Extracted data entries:
(begin)

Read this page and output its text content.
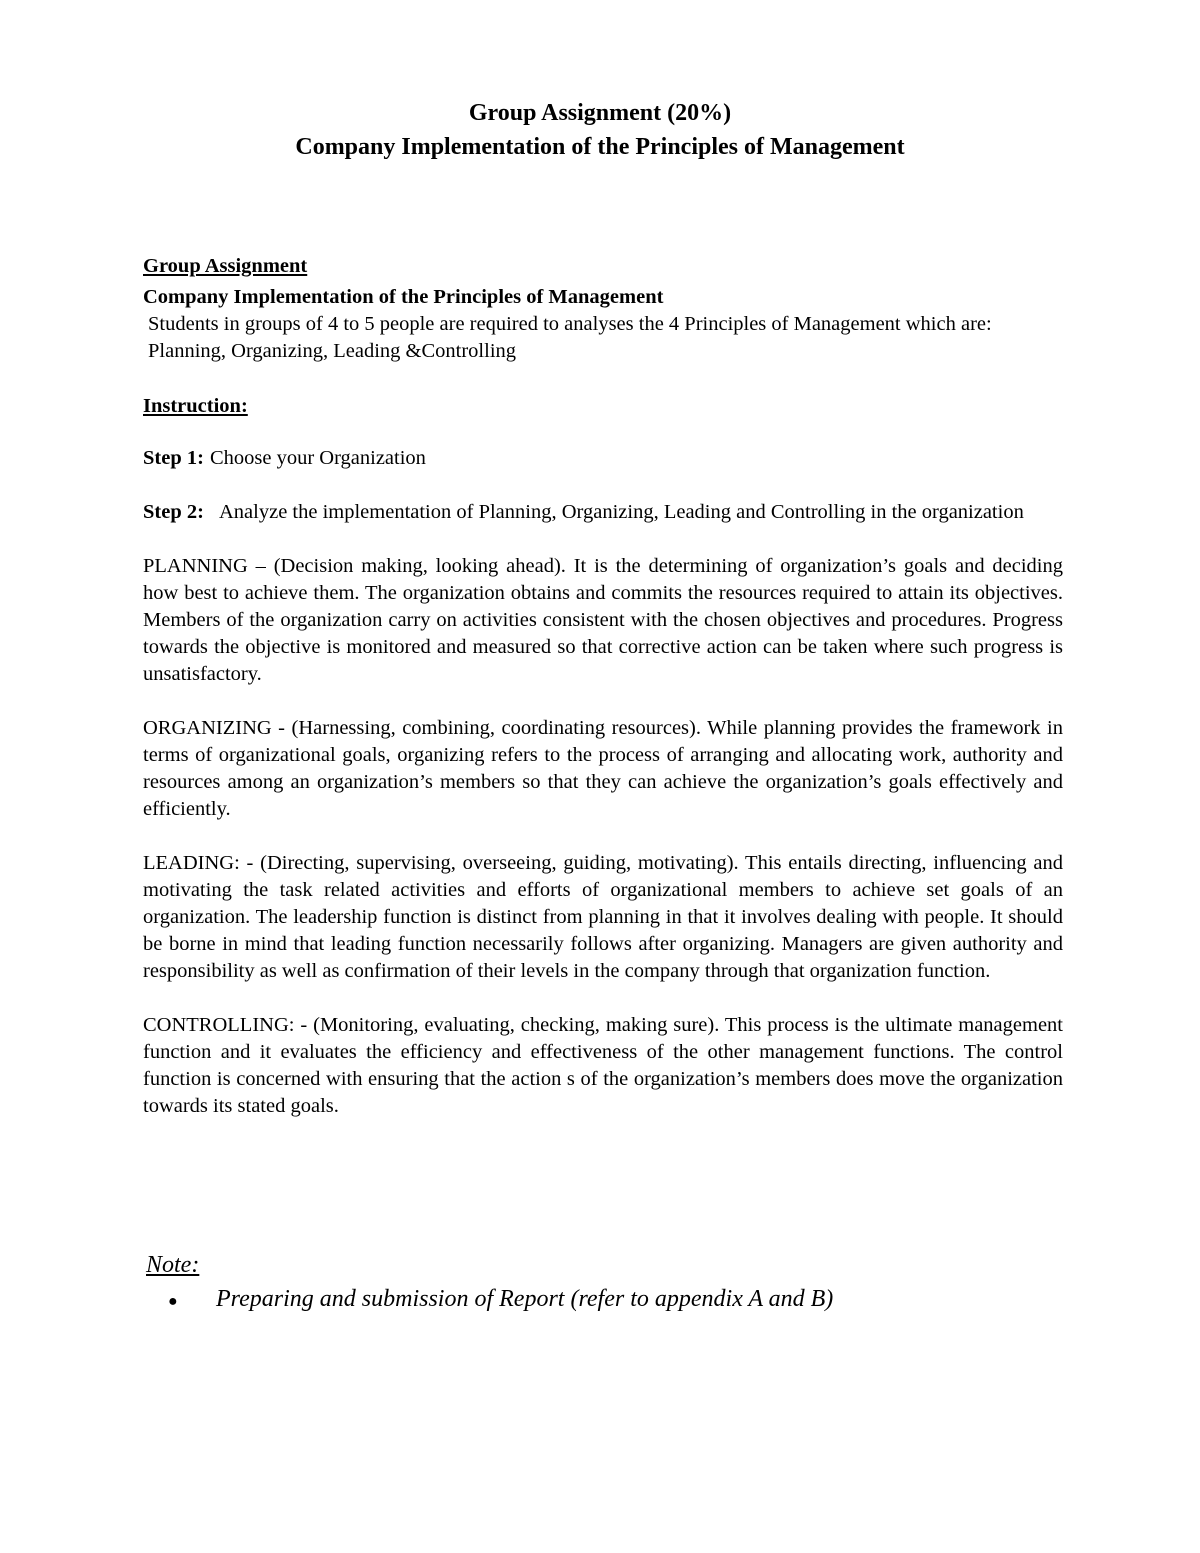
Group Assignment (20%)
Company Implementation of the Principles of Management

Group Assignment

Company Implementation of the Principles of Management

Students in groups of 4 to 5 people are required to analyses the 4 Principles of Management which are: Planning, Organizing, Leading &Controlling

Instruction:

Step 1: Choose your Organization
Step 2: Analyze the implementation of Planning, Organizing, Leading and Controlling in the organization

PLANNING – (Decision making, looking ahead). It is the determining of organization’s goals and deciding how best to achieve them. The organization obtains and commits the resources required to attain its objectives. Members of the organization carry on activities consistent with the chosen objectives and procedures. Progress towards the objective is monitored and measured so that corrective action can be taken where such progress is unsatisfactory.

ORGANIZING - (Harnessing, combining, coordinating resources). While planning provides the framework in terms of organizational goals, organizing refers to the process of arranging and allocating work, authority and resources among an organization’s members so that they can achieve the organization’s goals effectively and efficiently.

LEADING: - (Directing, supervising, overseeing, guiding, motivating). This entails directing, influencing and motivating the task related activities and efforts of organizational members to achieve set goals of an organization. The leadership function is distinct from planning in that it involves dealing with people. It should be borne in mind that leading function necessarily follows after organizing. Managers are given authority and responsibility as well as confirmation of their levels in the company through that organization function.

CONTROLLING: - (Monitoring, evaluating, checking, making sure). This process is the ultimate management function and it evaluates the efficiency and effectiveness of the other management functions. The control function is concerned with ensuring that the action s of the organization’s members does move the organization towards its stated goals.

Note:
●	Preparing and submission of Report (refer to appendix A and B)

(end)

**GIVEN TASK**
Each line in the listing above that contains "people" should be copied.

**SOLUTION FOR THIS TASK**
Students in groups of 4 to 5 people are required to analyses the 4 Principles of Management which are: Planning, Organizing, Leading &Controlling
LEADING: - (Directing, supervising, overseeing, guiding, motivating). This entails directing, influencing and motivating the task related activities and efforts of organizational members to achieve set goals of an organization. The leadership function is distinct from planning in that it involves dealing with people. It should be borne in mind that leading function necessarily follows after organizing. Managers are given authority and responsibility as well as confirmation of their levels in the company through that organization function.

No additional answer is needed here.